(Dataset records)
================================

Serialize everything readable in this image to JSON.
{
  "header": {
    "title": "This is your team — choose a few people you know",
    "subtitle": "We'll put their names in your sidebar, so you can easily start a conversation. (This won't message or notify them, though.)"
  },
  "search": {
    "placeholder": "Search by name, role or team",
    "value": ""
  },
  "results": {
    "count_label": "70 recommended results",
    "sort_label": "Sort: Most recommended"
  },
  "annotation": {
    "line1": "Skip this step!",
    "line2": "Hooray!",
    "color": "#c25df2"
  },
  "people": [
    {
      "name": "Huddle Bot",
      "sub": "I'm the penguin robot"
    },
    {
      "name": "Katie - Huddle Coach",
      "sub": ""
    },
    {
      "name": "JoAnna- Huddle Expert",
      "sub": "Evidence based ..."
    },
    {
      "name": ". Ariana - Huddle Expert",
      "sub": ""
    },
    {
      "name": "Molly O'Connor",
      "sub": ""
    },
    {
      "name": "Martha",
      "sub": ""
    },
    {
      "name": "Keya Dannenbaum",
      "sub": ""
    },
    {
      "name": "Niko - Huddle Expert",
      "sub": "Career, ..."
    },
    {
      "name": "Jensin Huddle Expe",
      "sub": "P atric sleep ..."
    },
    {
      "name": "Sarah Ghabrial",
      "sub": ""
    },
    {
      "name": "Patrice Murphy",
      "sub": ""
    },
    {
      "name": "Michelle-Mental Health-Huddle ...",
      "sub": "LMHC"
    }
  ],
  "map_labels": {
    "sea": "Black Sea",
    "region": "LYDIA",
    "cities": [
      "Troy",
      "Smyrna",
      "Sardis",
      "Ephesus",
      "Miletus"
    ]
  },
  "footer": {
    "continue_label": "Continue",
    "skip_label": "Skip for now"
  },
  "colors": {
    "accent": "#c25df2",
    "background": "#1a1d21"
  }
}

================================

— PROBLEM —
Write out the records shown above, exactly as they appear.

— FINAL ANSWER —
Serialize everything readable in this image to JSON.
{
  "header": {
    "title": "This is your team — choose a few people you know",
    "subtitle": "We'll put their names in your sidebar, so you can easily start a conversation. (This won't message or notify them, though.)"
  },
  "search": {
    "placeholder": "Search by name, role or team",
    "value": ""
  },
  "results": {
    "count_label": "70 recommended results",
    "sort_label": "Sort: Most recommended"
  },
  "annotation": {
    "line1": "Skip this step!",
    "line2": "Hooray!",
    "color": "#c25df2"
  },
  "people": [
    {
      "name": "Huddle Bot",
      "sub": "I'm the penguin robot"
    },
    {
      "name": "Katie - Huddle Coach",
      "sub": ""
    },
    {
      "name": "JoAnna- Huddle Expert",
      "sub": "Evidence based ..."
    },
    {
      "name": ". Ariana - Huddle Expert",
      "sub": ""
    },
    {
      "name": "Molly O'Connor",
      "sub": ""
    },
    {
      "name": "Martha",
      "sub": ""
    },
    {
      "name": "Keya Dannenbaum",
      "sub": ""
    },
    {
      "name": "Niko - Huddle Expert",
      "sub": "Career, ..."
    },
    {
      "name": "Jensin Huddle Expe",
      "sub": "P atric sleep ..."
    },
    {
      "name": "Sarah Ghabrial",
      "sub": ""
    },
    {
      "name": "Patrice Murphy",
      "sub": ""
    },
    {
      "name": "Michelle-Mental Health-Huddle ...",
      "sub": "LMHC"
    }
  ],
  "map_labels": {
    "sea": "Black Sea",
    "region": "LYDIA",
    "cities": [
      "Troy",
      "Smyrna",
      "Sardis",
      "Ephesus",
      "Miletus"
    ]
  },
  "footer": {
    "continue_label": "Continue",
    "skip_label": "Skip for now"
  },
  "colors": {
    "accent": "#c25df2",
    "background": "#1a1d21"
  }
}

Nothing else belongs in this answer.